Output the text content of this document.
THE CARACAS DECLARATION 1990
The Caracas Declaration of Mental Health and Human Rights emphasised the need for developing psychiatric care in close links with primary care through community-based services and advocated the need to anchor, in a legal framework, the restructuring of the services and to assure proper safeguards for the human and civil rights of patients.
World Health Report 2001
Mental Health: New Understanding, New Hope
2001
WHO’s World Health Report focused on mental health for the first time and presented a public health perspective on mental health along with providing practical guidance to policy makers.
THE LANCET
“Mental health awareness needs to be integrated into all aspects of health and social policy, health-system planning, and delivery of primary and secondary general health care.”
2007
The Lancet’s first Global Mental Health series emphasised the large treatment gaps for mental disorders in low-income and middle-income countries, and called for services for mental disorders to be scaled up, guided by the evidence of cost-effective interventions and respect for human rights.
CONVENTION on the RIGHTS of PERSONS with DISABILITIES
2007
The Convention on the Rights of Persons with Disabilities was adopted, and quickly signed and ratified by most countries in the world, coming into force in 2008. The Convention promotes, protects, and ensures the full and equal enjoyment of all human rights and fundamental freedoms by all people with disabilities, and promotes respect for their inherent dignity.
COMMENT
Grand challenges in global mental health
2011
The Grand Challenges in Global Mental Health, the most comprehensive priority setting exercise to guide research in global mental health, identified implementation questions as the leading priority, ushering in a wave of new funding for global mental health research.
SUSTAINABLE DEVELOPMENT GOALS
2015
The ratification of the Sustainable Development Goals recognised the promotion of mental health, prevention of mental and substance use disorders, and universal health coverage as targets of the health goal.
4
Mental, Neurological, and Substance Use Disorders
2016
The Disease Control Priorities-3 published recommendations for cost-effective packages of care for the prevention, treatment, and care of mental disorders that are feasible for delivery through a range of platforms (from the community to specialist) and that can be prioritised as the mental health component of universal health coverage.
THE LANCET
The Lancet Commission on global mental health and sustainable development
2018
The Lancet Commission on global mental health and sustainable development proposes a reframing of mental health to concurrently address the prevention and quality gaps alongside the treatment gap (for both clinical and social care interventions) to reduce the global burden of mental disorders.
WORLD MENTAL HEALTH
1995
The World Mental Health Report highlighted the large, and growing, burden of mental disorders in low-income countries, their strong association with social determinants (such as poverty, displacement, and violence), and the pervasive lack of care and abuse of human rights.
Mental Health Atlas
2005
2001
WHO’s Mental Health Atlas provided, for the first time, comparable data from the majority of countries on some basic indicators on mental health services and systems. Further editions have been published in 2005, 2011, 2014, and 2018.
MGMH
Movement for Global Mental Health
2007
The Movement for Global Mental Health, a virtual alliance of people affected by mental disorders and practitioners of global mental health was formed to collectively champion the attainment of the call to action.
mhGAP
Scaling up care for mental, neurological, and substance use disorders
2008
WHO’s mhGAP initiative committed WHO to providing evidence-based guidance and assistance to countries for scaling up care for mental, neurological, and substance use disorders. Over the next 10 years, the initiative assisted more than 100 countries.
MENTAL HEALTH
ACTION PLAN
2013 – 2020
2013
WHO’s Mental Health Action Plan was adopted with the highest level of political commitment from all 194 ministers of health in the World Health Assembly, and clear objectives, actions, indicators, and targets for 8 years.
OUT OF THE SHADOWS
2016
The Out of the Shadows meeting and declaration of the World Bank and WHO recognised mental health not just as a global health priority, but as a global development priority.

-=-=-

ACTIVITY:
Copy out every line from the material above in which the word "Atlas" appears.

EXERCISE RESPONSE:
Mental Health Atlas
WHO’s Mental Health Atlas provided, for the first time, comparable data from the majority of countries on some basic indicators on mental health services and systems. Further editions have been published in 2005, 2011, 2014, and 2018.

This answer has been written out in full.